- _Brano di riferimento_:
************
In effetti la crisi riformista del Psi s'era trascinata dal 1908 al 1912, finché il Congresso di Reggio Emilia aveva affidato la direzione del partito alla sinistra. La corrente di Bissolati e soci – diceva Lenin – da opportunista era diventata socialsciovinista, in quanto a parole difendeva l'idea di “nazione” e nei fatti appoggiava la linea di conquista imperialistica della propria borghesia al potere. Questo era stato possibile perché tale corrente aveva avuto l'appoggio della cosiddetta “aristocrazia operaia”, che, in virtù di taluni privilegi strappati alla borghesia, s'era staccata dal proletariato. Anche Mussolini viene considerato un socialsciovinista (era stato espulso dal Psi nel dicembre 1914).3

Il 27 settembre 1914 si tenne a Lugano una conferenza socialista italo-svizzera (la prima conferenza socialista dei paesi neutrali, dopo l'inizio della guerra), la cui risoluzione finale in parte accoglie le tesi leniniane sulla guerra imperialista di rapina, rinunciando però a quelle, molto importanti, sulla trasformazione di tale guerra in guerra civile e senza pronunciarsi in maniera esplicita a favore di una decisa rottura con i socialsciovinisti, e denunciare quindi il tradimento della II Internazionale.
************
- _Dati del dataset_:

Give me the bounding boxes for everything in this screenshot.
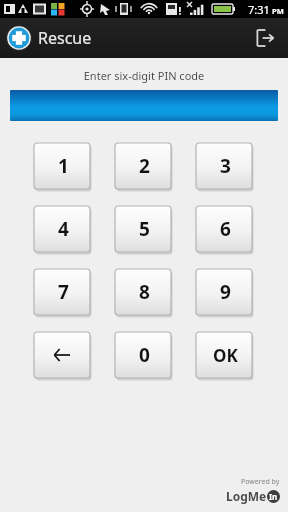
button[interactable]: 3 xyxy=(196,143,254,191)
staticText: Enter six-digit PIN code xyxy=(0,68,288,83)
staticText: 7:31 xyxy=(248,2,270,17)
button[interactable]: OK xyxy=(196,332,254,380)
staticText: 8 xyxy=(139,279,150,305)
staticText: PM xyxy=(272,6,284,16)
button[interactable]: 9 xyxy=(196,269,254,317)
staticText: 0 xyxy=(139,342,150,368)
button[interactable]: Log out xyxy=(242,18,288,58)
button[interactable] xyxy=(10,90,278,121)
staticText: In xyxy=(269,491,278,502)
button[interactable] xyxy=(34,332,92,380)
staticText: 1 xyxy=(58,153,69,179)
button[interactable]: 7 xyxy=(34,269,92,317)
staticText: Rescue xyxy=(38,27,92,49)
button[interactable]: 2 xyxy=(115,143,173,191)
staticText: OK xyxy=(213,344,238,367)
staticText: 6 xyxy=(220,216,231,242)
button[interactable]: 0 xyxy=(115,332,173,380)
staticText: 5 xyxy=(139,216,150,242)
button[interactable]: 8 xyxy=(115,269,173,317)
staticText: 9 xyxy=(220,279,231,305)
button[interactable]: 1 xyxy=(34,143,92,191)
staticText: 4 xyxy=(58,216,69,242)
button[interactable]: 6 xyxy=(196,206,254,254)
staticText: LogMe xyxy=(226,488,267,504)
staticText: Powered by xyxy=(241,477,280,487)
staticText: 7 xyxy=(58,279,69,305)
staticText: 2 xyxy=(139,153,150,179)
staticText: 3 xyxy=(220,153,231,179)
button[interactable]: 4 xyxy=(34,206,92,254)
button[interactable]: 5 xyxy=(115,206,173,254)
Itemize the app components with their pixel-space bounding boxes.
************
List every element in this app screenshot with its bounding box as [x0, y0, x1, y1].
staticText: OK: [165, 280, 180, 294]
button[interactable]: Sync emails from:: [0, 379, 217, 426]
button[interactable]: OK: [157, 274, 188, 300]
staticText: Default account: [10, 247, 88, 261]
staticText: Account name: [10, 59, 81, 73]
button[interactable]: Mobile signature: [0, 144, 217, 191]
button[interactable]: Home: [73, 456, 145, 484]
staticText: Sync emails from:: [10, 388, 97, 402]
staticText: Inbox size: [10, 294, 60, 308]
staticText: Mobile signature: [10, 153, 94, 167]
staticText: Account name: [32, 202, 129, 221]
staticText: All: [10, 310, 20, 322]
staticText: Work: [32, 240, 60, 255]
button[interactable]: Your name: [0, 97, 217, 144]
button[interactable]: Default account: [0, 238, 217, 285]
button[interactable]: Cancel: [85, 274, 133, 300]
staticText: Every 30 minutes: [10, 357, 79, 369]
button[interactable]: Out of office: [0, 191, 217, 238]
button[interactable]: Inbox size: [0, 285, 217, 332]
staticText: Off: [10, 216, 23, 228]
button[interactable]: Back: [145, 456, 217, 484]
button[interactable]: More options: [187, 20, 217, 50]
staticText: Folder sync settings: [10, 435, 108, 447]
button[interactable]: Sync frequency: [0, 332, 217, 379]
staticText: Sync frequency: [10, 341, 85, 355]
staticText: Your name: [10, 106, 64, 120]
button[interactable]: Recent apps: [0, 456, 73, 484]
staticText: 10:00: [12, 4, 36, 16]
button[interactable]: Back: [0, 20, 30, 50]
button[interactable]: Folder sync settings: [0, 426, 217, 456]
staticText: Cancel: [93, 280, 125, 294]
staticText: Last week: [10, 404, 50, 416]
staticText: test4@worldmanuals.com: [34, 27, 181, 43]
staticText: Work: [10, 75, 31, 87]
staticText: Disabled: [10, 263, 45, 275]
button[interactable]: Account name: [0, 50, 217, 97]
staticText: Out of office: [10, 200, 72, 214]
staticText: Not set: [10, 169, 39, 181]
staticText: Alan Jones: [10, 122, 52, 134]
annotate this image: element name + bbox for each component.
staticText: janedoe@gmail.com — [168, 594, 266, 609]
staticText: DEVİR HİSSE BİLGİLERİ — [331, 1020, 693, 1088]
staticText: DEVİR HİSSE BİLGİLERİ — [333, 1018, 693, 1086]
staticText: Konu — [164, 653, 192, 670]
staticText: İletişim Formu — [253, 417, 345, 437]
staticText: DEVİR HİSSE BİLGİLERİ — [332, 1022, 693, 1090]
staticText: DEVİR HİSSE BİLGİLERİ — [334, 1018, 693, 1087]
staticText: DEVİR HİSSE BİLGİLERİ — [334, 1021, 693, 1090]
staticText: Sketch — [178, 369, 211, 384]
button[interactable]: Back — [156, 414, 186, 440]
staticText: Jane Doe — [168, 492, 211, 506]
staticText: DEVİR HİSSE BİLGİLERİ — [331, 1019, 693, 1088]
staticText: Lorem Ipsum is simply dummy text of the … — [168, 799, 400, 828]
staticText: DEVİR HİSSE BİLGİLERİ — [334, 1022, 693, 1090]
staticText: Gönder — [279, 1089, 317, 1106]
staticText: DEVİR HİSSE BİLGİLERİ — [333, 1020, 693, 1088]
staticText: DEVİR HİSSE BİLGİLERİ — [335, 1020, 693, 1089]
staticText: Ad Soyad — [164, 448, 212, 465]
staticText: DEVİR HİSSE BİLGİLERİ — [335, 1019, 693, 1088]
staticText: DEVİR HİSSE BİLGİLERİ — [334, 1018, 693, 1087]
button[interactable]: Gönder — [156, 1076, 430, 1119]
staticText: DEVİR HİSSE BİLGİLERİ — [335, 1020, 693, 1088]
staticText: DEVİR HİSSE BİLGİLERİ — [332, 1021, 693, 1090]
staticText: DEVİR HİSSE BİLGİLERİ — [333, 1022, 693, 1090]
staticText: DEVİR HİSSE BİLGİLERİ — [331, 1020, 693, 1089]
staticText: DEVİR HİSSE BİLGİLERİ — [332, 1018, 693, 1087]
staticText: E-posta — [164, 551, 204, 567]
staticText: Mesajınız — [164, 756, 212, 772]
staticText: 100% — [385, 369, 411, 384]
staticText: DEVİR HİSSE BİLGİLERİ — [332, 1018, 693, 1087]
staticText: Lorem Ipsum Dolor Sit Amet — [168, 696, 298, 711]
************
- _Istruzioni di lavoro_:
• A. Secondo il brano sul Psi, dove e in che giorno si tenne la conferenza socialista italo-svizzera?
• B. Stabilisci se ciascuna affermazione concorda con il brano sul Psi e motiva con le parole esatte del brano. (i) Il Congresso di Reggio Emilia affidò la direzione del partito alla sinistra. (ii) Mussolini fu espulso dal Psi nel dicembre 1914. (iii) La risoluzione di Lugano accolse le tesi sulla trasformazione della guerra in guerra civile.
• C. Ripeti alla lettera il passo del brano sul Psi che comincia con "Il 27 settembre" e prosegue fino a "della II Internazionale.".
I dati non hanno alcun ruolo in questo lavoro.

- _Risposte ai compiti_:
• A. A Lugano, il 27 settembre 1914.

• B.
(i) Sì: "finché il Congresso di Reggio Emilia aveva affidato la direzione del partito alla sinistra".
(ii) Sì: "era stato espulso dal Psi nel dicembre 1914".
(iii) No: "rinunciando però a quelle, molto importanti, sulla trasformazione di tale guerra in guerra civile".

• C.
Il 27 settembre 1914 si tenne a Lugano una conferenza socialista italo-svizzera (la prima conferenza socialista dei paesi neutrali, dopo l'inizio della guerra), la cui risoluzione finale in parte accoglie le tesi leniniane sulla guerra imperialista di rapina, rinunciando però a quelle, molto importanti, sulla trasformazione di tale guerra in guerra civile e senza pronunciarsi in maniera esplicita a favore di una decisa rottura con i socialsciovinisti, e denunciare quindi il tradimento della II Internazionale.